• PROBLEM REQUIREMENTS:
Your task is to restate the data word for word.

• MATERIAL SHOWN:
##########
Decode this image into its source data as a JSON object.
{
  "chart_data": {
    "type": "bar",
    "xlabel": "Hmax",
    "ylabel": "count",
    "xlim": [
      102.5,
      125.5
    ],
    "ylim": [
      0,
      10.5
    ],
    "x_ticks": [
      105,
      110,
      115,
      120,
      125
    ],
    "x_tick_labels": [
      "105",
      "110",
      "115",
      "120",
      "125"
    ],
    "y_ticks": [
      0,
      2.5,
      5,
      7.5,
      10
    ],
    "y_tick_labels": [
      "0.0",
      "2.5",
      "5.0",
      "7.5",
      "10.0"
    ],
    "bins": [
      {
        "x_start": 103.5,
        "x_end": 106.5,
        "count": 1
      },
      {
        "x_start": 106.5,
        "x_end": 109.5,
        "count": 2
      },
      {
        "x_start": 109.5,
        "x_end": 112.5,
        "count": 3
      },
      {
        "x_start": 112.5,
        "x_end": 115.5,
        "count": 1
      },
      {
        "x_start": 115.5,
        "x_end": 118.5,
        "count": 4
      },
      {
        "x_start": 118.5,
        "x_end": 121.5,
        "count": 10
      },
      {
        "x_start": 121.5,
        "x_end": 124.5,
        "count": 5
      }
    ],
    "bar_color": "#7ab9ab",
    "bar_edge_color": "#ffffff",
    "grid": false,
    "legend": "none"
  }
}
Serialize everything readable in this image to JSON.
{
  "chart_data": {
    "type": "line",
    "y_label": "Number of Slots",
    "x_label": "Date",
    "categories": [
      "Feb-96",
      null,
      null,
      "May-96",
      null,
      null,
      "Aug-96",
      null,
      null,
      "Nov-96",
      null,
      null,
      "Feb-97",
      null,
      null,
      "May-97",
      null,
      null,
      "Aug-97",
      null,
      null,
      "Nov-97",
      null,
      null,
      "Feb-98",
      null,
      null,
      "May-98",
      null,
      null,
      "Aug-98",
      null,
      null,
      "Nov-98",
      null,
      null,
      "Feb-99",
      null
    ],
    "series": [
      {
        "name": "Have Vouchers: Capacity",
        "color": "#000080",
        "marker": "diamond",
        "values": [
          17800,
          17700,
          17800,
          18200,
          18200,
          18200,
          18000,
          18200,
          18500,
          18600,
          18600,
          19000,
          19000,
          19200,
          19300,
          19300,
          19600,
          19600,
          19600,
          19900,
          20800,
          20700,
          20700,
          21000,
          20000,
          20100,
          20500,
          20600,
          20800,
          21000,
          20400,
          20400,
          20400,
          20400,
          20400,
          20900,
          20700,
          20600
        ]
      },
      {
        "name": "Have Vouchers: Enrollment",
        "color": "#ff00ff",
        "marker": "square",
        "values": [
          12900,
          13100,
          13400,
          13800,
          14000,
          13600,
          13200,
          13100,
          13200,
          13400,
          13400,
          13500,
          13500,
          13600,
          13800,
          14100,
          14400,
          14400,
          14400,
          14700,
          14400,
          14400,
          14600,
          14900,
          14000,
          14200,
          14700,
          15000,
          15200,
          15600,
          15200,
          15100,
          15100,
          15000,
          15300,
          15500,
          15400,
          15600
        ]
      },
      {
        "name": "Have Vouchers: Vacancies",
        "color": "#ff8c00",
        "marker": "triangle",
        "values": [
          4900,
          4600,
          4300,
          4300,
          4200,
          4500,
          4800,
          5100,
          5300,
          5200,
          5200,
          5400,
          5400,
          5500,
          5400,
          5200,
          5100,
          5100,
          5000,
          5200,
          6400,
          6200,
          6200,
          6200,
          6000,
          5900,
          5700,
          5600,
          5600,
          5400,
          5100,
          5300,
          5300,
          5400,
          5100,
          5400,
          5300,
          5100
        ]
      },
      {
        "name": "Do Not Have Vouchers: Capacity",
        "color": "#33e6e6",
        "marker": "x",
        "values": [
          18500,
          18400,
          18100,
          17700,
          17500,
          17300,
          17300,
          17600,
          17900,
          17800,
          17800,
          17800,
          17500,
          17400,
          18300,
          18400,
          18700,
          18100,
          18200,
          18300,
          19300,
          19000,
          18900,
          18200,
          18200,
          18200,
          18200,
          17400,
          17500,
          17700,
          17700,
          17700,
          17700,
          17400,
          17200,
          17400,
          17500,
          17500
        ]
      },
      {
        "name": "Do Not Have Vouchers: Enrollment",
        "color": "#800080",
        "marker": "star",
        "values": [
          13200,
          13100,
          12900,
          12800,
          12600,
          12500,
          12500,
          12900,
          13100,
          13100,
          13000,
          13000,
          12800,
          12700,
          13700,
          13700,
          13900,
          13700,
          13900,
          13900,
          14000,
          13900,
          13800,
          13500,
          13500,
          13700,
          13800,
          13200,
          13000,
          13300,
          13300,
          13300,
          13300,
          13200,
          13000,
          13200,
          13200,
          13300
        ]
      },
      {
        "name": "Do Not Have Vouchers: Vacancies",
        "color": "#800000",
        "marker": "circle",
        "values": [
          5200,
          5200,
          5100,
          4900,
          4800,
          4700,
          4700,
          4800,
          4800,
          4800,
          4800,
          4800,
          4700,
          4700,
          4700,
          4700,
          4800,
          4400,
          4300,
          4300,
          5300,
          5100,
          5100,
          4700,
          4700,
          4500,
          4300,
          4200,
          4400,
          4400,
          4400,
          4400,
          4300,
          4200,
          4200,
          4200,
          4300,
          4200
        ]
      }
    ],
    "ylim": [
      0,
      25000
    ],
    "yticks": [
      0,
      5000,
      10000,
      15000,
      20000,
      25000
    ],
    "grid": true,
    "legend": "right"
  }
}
##########
• RESULT OF THIS EXERCISE:
Decode this image into its source data as a JSON object.
{
  "chart_data": {
    "type": "bar",
    "xlabel": "Hmax",
    "ylabel": "count",
    "xlim": [
      102.5,
      125.5
    ],
    "ylim": [
      0,
      10.5
    ],
    "x_ticks": [
      105,
      110,
      115,
      120,
      125
    ],
    "x_tick_labels": [
      "105",
      "110",
      "115",
      "120",
      "125"
    ],
    "y_ticks": [
      0,
      2.5,
      5,
      7.5,
      10
    ],
    "y_tick_labels": [
      "0.0",
      "2.5",
      "5.0",
      "7.5",
      "10.0"
    ],
    "bins": [
      {
        "x_start": 103.5,
        "x_end": 106.5,
        "count": 1
      },
      {
        "x_start": 106.5,
        "x_end": 109.5,
        "count": 2
      },
      {
        "x_start": 109.5,
        "x_end": 112.5,
        "count": 3
      },
      {
        "x_start": 112.5,
        "x_end": 115.5,
        "count": 1
      },
      {
        "x_start": 115.5,
        "x_end": 118.5,
        "count": 4
      },
      {
        "x_start": 118.5,
        "x_end": 121.5,
        "count": 10
      },
      {
        "x_start": 121.5,
        "x_end": 124.5,
        "count": 5
      }
    ],
    "bar_color": "#7ab9ab",
    "bar_edge_color": "#ffffff",
    "grid": false,
    "legend": "none"
  }
}
Serialize everything readable in this image to JSON.
{
  "chart_data": {
    "type": "line",
    "y_label": "Number of Slots",
    "x_label": "Date",
    "categories": [
      "Feb-96",
      null,
      null,
      "May-96",
      null,
      null,
      "Aug-96",
      null,
      null,
      "Nov-96",
      null,
      null,
      "Feb-97",
      null,
      null,
      "May-97",
      null,
      null,
      "Aug-97",
      null,
      null,
      "Nov-97",
      null,
      null,
      "Feb-98",
      null,
      null,
      "May-98",
      null,
      null,
      "Aug-98",
      null,
      null,
      "Nov-98",
      null,
      null,
      "Feb-99",
      null
    ],
    "series": [
      {
        "name": "Have Vouchers: Capacity",
        "color": "#000080",
        "marker": "diamond",
        "values": [
          17800,
          17700,
          17800,
          18200,
          18200,
          18200,
          18000,
          18200,
          18500,
          18600,
          18600,
          19000,
          19000,
          19200,
          19300,
          19300,
          19600,
          19600,
          19600,
          19900,
          20800,
          20700,
          20700,
          21000,
          20000,
          20100,
          20500,
          20600,
          20800,
          21000,
          20400,
          20400,
          20400,
          20400,
          20400,
          20900,
          20700,
          20600
        ]
      },
      {
        "name": "Have Vouchers: Enrollment",
        "color": "#ff00ff",
        "marker": "square",
        "values": [
          12900,
          13100,
          13400,
          13800,
          14000,
          13600,
          13200,
          13100,
          13200,
          13400,
          13400,
          13500,
          13500,
          13600,
          13800,
          14100,
          14400,
          14400,
          14400,
          14700,
          14400,
          14400,
          14600,
          14900,
          14000,
          14200,
          14700,
          15000,
          15200,
          15600,
          15200,
          15100,
          15100,
          15000,
          15300,
          15500,
          15400,
          15600
        ]
      },
      {
        "name": "Have Vouchers: Vacancies",
        "color": "#ff8c00",
        "marker": "triangle",
        "values": [
          4900,
          4600,
          4300,
          4300,
          4200,
          4500,
          4800,
          5100,
          5300,
          5200,
          5200,
          5400,
          5400,
          5500,
          5400,
          5200,
          5100,
          5100,
          5000,
          5200,
          6400,
          6200,
          6200,
          6200,
          6000,
          5900,
          5700,
          5600,
          5600,
          5400,
          5100,
          5300,
          5300,
          5400,
          5100,
          5400,
          5300,
          5100
        ]
      },
      {
        "name": "Do Not Have Vouchers: Capacity",
        "color": "#33e6e6",
        "marker": "x",
        "values": [
          18500,
          18400,
          18100,
          17700,
          17500,
          17300,
          17300,
          17600,
          17900,
          17800,
          17800,
          17800,
          17500,
          17400,
          18300,
          18400,
          18700,
          18100,
          18200,
          18300,
          19300,
          19000,
          18900,
          18200,
          18200,
          18200,
          18200,
          17400,
          17500,
          17700,
          17700,
          17700,
          17700,
          17400,
          17200,
          17400,
          17500,
          17500
        ]
      },
      {
        "name": "Do Not Have Vouchers: Enrollment",
        "color": "#800080",
        "marker": "star",
        "values": [
          13200,
          13100,
          12900,
          12800,
          12600,
          12500,
          12500,
          12900,
          13100,
          13100,
          13000,
          13000,
          12800,
          12700,
          13700,
          13700,
          13900,
          13700,
          13900,
          13900,
          14000,
          13900,
          13800,
          13500,
          13500,
          13700,
          13800,
          13200,
          13000,
          13300,
          13300,
          13300,
          13300,
          13200,
          13000,
          13200,
          13200,
          13300
        ]
      },
      {
        "name": "Do Not Have Vouchers: Vacancies",
        "color": "#800000",
        "marker": "circle",
        "values": [
          5200,
          5200,
          5100,
          4900,
          4800,
          4700,
          4700,
          4800,
          4800,
          4800,
          4800,
          4800,
          4700,
          4700,
          4700,
          4700,
          4800,
          4400,
          4300,
          4300,
          5300,
          5100,
          5100,
          4700,
          4700,
          4500,
          4300,
          4200,
          4400,
          4400,
          4400,
          4400,
          4300,
          4200,
          4200,
          4200,
          4300,
          4200
        ]
      }
    ],
    "ylim": [
      0,
      25000
    ],
    "yticks": [
      0,
      5000,
      10000,
      15000,
      20000,
      25000
    ],
    "grid": true,
    "legend": "right"
  }
}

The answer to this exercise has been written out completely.